Task description
What is the number of lines in these entries that contain "name"? State it alone.

Records for the exercise
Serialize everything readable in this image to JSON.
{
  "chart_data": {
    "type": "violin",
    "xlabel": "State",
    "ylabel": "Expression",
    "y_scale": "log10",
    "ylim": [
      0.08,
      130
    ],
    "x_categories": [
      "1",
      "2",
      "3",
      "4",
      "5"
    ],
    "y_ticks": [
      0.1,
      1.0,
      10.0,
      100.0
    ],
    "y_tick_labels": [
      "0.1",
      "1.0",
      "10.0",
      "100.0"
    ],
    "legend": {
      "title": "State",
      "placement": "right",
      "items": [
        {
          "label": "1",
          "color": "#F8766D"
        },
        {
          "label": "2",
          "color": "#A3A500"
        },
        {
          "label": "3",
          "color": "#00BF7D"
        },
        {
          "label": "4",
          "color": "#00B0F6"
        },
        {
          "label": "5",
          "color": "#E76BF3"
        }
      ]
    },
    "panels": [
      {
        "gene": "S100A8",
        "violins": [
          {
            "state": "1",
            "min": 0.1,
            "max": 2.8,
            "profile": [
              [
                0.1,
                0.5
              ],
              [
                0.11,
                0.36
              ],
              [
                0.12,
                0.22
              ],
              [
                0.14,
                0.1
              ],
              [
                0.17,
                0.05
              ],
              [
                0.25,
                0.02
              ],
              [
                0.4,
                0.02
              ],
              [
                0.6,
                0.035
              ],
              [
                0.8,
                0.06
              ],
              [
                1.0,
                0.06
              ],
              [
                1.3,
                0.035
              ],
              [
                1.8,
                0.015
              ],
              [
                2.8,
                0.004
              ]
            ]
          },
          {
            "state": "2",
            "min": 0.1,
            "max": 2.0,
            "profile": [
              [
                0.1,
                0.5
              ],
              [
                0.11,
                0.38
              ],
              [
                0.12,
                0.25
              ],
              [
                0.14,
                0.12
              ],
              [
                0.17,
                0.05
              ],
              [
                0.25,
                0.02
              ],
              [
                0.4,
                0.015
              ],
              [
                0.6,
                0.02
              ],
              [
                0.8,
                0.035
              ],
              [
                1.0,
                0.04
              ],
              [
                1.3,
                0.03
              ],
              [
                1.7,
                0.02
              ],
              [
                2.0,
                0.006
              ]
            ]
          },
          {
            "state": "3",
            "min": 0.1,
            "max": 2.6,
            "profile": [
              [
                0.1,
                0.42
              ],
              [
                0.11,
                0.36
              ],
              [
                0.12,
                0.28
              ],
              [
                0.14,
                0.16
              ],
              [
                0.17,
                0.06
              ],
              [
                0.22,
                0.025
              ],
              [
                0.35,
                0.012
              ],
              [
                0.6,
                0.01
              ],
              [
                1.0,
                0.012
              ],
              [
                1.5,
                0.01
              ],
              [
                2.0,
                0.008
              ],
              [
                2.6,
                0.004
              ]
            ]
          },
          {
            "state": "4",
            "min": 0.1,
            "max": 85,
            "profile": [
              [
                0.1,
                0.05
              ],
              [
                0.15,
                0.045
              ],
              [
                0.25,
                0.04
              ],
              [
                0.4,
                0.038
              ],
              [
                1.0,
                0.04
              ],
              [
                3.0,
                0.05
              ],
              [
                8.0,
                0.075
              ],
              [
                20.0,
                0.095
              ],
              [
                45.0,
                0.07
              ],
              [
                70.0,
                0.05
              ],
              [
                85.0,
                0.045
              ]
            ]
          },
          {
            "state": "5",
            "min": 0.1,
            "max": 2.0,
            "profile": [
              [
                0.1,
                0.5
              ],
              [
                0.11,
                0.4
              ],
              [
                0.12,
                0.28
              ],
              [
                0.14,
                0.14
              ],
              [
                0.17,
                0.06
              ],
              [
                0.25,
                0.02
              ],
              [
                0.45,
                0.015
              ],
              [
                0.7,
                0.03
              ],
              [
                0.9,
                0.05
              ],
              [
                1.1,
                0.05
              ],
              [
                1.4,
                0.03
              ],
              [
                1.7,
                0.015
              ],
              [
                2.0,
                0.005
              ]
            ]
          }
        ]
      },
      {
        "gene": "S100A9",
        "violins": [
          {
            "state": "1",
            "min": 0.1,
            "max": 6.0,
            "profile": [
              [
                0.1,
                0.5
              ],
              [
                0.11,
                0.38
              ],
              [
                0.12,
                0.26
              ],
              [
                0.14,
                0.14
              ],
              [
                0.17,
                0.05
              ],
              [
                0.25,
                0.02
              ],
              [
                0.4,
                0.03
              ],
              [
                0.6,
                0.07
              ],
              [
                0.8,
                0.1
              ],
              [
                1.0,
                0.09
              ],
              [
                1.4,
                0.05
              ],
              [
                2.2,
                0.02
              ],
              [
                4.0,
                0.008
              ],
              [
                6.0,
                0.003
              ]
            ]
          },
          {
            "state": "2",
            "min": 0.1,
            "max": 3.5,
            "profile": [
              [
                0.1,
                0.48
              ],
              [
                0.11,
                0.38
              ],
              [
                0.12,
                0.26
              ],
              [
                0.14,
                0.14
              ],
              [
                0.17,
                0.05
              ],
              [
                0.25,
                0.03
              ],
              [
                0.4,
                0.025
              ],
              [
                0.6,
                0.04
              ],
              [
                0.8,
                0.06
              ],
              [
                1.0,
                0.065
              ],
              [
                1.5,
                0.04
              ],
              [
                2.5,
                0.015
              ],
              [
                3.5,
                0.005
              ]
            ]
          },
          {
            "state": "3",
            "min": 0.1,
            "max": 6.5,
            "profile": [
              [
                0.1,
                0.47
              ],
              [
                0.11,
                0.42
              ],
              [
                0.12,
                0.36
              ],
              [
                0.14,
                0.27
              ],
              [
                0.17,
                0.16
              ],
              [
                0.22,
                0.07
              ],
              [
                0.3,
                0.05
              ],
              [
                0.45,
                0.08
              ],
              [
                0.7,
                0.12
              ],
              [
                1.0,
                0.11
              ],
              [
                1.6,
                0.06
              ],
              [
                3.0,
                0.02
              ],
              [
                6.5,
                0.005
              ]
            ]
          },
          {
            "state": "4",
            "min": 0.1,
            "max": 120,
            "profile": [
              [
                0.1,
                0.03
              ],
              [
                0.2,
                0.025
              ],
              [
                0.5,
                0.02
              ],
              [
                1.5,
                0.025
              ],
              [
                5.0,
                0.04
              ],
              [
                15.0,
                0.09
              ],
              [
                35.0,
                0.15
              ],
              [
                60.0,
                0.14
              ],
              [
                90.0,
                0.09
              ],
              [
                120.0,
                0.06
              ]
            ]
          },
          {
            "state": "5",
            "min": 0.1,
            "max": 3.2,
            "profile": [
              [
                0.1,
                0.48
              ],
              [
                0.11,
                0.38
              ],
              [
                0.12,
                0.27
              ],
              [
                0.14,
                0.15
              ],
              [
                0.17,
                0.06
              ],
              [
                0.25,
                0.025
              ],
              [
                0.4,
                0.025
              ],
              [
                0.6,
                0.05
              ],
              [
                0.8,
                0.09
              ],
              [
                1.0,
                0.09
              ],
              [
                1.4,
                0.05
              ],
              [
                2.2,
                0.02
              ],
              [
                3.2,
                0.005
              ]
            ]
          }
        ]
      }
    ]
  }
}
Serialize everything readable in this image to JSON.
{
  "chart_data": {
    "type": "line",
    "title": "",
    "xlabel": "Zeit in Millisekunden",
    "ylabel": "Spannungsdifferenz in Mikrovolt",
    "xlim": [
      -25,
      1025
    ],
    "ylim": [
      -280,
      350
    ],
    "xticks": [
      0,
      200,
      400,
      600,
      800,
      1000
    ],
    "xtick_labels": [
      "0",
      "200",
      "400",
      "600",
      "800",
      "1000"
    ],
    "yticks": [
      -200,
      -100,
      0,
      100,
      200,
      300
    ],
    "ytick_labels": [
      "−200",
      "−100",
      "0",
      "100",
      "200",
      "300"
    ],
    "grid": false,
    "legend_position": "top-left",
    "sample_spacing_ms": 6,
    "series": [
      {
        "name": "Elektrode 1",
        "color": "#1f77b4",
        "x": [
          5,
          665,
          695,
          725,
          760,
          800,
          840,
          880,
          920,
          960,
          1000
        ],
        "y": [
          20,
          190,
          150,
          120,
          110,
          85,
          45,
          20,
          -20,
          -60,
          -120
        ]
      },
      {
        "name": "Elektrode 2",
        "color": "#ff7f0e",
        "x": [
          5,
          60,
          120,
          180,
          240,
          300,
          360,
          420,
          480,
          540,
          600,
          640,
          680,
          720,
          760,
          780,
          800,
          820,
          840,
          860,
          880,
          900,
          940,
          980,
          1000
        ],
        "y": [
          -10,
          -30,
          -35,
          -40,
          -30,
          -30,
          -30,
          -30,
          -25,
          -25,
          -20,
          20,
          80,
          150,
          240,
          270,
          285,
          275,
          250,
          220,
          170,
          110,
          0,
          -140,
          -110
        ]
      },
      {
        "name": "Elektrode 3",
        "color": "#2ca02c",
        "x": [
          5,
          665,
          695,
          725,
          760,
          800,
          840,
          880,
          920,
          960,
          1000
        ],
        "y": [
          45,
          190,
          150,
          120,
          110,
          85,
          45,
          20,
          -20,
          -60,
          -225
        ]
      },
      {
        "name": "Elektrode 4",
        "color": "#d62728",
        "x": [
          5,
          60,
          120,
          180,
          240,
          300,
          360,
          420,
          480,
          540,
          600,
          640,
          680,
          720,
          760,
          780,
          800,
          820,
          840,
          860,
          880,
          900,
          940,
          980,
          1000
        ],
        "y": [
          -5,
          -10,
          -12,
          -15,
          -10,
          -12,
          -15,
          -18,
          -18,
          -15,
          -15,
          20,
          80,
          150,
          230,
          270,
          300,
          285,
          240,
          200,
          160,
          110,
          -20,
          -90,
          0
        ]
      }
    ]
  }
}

Expected output
4